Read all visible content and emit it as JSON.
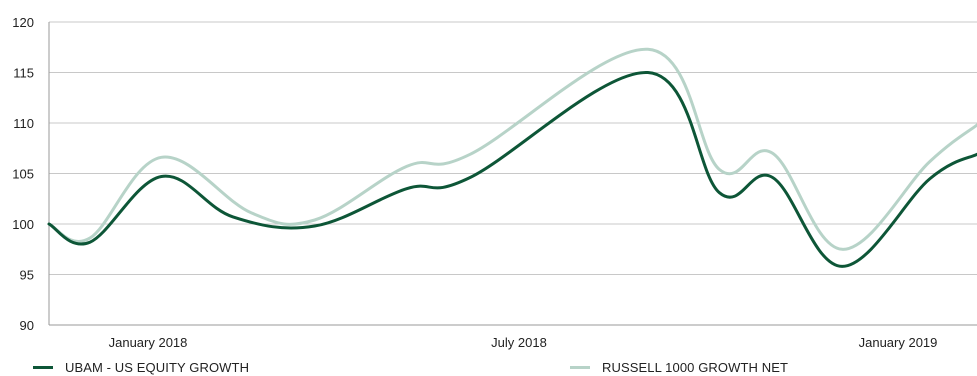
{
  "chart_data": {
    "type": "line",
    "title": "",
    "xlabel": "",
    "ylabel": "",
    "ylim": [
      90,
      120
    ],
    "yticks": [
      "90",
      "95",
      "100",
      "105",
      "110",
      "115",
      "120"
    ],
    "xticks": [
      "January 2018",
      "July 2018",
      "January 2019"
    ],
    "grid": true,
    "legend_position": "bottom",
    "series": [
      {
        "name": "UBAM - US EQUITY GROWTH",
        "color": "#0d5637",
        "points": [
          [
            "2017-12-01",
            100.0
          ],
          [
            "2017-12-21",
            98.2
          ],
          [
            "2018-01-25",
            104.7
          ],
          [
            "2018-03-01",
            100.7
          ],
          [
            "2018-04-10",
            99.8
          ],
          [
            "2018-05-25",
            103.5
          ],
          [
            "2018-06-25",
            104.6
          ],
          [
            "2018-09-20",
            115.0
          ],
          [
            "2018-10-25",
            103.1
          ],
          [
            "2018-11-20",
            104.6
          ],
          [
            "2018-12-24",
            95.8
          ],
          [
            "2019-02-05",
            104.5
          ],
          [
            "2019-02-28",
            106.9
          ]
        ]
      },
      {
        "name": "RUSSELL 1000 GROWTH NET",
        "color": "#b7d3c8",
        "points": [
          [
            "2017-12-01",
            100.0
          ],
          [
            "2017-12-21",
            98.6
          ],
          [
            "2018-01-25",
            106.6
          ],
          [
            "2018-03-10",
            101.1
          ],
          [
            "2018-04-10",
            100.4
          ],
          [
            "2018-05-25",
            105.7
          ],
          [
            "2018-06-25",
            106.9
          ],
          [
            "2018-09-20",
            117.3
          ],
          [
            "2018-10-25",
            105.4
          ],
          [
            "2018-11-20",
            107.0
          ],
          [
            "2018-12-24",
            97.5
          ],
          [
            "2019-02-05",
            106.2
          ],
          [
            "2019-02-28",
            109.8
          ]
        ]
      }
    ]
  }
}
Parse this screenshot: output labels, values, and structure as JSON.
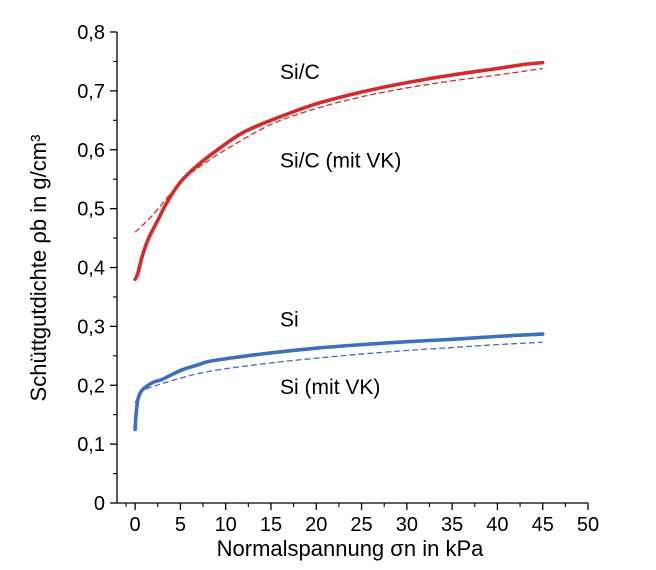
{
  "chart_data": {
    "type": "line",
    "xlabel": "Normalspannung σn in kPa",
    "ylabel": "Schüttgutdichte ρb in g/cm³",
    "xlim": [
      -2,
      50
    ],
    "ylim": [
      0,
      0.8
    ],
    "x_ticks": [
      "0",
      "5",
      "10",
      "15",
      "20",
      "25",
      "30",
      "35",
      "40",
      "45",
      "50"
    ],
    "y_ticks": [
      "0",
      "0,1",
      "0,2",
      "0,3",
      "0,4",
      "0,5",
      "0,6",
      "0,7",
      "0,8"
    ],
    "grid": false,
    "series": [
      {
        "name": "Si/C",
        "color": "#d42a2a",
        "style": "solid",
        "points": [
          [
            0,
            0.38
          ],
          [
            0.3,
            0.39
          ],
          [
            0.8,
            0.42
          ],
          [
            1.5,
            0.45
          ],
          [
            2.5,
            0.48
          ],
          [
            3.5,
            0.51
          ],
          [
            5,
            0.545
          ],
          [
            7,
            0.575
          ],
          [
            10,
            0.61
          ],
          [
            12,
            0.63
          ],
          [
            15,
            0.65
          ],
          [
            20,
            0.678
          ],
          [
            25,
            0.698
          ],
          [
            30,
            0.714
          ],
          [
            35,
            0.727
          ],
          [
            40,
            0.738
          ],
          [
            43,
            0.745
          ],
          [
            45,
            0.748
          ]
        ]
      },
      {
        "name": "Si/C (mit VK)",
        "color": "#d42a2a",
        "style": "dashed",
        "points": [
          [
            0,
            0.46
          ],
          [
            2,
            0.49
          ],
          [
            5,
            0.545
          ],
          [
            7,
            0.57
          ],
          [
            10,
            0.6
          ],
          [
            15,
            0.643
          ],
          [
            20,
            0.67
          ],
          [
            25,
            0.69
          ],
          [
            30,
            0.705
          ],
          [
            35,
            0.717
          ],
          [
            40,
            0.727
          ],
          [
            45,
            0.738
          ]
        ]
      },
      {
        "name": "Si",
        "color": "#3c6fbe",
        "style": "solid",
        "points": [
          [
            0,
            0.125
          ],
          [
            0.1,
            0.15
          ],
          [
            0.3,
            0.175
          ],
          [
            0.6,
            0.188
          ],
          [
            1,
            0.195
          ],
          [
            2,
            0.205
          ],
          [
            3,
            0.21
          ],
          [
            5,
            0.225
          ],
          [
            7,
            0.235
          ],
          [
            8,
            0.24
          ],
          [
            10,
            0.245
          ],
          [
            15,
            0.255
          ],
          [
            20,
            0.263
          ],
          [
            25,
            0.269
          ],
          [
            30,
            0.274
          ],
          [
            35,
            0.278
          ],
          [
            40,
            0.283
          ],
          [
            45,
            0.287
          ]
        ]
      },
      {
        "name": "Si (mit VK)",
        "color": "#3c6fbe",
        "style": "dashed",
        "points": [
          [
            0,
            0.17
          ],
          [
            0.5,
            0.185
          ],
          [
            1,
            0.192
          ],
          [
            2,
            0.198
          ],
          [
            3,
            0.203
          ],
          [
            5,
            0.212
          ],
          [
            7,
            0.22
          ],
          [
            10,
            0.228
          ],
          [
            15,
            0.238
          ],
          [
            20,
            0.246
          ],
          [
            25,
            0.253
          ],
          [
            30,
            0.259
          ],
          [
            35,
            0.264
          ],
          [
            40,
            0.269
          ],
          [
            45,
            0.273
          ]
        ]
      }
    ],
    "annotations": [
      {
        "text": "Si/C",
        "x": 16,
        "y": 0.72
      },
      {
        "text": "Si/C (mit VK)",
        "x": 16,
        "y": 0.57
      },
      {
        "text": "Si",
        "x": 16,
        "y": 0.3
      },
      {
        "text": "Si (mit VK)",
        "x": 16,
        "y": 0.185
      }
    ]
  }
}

════════

GOAL:
Gather each line from the listing above that holds "ylabel".

ANSWER TO THE EXERCISE:
    "ylabel": "",
    "ylabel": "Schüttgutdichte ρb in g/cm³",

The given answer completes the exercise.